> [Stated task]
Please find all lines in the data that hold the string "title" and copy them.

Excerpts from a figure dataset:
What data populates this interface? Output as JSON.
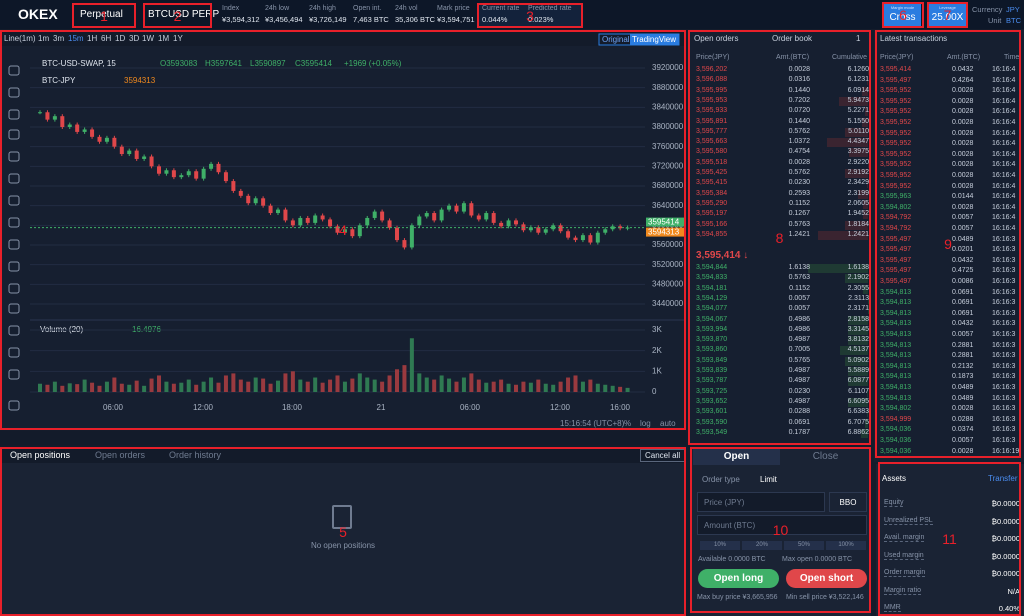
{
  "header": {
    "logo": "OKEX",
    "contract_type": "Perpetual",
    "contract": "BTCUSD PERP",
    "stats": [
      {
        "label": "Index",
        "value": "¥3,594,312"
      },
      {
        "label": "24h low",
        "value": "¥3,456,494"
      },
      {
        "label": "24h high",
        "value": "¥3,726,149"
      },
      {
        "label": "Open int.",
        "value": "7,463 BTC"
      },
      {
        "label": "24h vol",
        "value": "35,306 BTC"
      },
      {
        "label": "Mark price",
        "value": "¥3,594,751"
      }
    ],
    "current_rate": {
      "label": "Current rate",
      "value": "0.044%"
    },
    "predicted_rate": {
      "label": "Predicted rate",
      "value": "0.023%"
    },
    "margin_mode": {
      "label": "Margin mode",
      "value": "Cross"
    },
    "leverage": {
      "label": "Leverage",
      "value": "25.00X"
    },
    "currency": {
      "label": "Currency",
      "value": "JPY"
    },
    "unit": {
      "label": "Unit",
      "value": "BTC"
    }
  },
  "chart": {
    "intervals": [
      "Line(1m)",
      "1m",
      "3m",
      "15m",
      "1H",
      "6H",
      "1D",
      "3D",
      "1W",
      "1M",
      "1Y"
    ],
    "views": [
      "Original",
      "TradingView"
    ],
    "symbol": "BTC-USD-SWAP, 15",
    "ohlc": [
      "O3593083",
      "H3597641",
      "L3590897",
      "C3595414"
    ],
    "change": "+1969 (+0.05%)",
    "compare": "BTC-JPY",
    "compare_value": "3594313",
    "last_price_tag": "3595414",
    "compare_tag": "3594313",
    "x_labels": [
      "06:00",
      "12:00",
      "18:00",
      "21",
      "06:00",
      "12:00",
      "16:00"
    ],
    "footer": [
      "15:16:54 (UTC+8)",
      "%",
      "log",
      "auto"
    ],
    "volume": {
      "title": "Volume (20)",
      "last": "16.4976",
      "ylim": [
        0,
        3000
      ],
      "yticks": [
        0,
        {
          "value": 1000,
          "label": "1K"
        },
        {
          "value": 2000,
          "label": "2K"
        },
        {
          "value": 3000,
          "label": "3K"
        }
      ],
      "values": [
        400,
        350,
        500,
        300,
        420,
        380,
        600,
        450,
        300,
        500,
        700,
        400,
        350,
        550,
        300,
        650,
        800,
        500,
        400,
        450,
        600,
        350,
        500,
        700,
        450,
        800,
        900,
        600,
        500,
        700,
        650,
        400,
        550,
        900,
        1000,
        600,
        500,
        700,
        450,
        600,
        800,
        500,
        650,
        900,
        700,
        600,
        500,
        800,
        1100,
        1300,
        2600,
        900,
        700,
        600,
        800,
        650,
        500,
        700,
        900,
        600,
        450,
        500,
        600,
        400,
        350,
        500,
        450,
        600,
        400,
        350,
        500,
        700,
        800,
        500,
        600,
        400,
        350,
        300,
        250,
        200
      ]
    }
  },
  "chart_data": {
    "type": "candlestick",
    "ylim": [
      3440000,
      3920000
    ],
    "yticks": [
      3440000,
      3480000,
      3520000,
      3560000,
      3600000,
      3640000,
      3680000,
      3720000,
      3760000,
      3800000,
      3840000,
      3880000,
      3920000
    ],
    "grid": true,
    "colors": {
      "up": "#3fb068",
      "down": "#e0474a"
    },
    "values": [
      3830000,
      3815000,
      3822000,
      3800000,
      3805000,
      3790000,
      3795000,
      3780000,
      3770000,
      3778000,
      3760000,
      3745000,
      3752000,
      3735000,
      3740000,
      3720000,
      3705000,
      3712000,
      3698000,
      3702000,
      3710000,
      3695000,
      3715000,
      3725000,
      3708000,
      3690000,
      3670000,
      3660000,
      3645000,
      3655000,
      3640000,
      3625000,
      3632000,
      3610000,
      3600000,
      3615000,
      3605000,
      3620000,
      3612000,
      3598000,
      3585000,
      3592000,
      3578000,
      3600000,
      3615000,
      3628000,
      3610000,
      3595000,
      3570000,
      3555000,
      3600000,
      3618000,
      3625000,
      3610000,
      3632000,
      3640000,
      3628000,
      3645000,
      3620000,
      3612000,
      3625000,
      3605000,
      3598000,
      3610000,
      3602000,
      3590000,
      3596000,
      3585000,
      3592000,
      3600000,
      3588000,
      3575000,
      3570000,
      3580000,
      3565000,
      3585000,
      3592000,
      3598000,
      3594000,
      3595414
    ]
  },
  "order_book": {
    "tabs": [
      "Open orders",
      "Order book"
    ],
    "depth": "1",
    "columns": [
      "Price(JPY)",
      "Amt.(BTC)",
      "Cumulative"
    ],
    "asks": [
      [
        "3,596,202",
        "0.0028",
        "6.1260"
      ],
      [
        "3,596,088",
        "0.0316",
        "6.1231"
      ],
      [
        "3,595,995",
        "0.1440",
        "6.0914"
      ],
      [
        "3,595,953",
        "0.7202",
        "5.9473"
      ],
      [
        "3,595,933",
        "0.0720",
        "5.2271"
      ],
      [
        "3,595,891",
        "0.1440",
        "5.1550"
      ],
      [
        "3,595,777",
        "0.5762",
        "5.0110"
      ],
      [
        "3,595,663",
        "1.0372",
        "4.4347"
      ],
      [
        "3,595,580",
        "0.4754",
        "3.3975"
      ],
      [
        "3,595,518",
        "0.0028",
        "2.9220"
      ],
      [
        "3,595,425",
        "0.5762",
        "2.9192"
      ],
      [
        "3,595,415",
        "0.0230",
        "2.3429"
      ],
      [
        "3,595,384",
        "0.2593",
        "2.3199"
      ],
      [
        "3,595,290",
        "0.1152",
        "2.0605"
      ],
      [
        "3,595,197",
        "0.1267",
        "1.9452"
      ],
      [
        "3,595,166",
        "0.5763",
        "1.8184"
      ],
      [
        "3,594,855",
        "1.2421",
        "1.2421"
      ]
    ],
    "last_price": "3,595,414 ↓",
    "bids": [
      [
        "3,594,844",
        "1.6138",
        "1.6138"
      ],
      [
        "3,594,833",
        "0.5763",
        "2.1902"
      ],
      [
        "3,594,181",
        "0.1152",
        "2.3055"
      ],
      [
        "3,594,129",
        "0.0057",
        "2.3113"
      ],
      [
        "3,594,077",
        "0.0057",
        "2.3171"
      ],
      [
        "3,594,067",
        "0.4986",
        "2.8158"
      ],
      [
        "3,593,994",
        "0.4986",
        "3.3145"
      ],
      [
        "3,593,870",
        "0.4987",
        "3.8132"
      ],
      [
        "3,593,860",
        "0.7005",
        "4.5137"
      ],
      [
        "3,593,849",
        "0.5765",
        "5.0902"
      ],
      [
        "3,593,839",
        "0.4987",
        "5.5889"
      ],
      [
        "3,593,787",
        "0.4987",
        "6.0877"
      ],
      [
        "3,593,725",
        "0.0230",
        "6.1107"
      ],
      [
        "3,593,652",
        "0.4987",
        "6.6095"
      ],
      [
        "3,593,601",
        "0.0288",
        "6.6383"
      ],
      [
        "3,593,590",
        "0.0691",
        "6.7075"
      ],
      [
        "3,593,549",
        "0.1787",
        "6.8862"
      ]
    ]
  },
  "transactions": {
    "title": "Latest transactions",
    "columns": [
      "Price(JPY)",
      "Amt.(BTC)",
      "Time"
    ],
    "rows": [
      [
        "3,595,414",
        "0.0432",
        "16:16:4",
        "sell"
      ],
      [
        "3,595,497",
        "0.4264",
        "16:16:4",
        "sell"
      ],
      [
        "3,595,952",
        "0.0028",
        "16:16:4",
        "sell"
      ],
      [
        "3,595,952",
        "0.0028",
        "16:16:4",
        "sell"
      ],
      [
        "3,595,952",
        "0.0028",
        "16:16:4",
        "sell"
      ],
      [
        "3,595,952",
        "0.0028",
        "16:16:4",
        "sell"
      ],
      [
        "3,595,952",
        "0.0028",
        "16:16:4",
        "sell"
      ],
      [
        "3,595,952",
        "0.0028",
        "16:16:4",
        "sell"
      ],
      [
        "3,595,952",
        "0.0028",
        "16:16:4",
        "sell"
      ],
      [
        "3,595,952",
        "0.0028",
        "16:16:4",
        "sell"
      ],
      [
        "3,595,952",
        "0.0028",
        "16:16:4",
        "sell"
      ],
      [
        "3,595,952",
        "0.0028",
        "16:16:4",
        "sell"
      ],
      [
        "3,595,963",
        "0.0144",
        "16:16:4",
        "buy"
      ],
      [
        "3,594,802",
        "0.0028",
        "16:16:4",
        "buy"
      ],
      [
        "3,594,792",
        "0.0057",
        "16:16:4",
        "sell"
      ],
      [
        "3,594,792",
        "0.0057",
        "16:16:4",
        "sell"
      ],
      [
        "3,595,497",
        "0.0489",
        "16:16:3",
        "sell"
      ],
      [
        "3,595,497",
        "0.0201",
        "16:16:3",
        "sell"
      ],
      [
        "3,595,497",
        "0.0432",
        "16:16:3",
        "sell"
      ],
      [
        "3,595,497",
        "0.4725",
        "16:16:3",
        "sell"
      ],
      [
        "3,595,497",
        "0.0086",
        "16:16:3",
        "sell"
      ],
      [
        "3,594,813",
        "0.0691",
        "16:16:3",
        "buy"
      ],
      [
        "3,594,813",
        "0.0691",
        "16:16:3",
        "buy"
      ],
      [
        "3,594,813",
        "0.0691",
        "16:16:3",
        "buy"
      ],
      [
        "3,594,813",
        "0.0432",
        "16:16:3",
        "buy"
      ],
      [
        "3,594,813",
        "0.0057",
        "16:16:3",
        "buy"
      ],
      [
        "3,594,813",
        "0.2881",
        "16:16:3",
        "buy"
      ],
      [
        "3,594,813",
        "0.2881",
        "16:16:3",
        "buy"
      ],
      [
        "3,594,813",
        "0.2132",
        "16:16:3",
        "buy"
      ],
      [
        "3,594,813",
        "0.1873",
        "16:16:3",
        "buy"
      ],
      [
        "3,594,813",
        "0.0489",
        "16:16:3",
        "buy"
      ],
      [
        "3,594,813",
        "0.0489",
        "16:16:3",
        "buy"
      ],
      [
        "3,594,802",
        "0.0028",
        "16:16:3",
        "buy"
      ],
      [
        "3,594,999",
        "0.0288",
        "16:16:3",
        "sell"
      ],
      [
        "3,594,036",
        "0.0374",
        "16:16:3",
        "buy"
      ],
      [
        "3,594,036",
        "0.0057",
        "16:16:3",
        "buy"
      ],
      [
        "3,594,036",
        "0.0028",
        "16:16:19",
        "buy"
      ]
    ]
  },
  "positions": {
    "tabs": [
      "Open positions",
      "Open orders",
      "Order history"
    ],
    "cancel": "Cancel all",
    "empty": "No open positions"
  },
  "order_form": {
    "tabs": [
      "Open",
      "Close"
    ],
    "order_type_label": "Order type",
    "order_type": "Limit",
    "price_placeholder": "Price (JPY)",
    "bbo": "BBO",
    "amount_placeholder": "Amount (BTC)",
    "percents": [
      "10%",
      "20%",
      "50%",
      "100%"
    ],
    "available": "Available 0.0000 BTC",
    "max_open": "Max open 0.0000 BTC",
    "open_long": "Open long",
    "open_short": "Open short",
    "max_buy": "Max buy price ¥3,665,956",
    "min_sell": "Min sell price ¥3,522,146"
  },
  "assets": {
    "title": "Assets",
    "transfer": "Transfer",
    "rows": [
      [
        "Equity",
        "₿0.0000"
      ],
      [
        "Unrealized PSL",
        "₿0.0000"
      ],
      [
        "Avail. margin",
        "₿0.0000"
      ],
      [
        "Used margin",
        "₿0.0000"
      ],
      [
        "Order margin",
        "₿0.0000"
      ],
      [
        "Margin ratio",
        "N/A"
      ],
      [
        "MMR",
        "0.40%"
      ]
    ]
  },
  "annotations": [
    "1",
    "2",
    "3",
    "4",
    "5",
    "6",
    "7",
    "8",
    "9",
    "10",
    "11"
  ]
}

> [Written solution]
      "title": "Volume (20)",
    "title": "Latest transactions",
    "title": "Assets",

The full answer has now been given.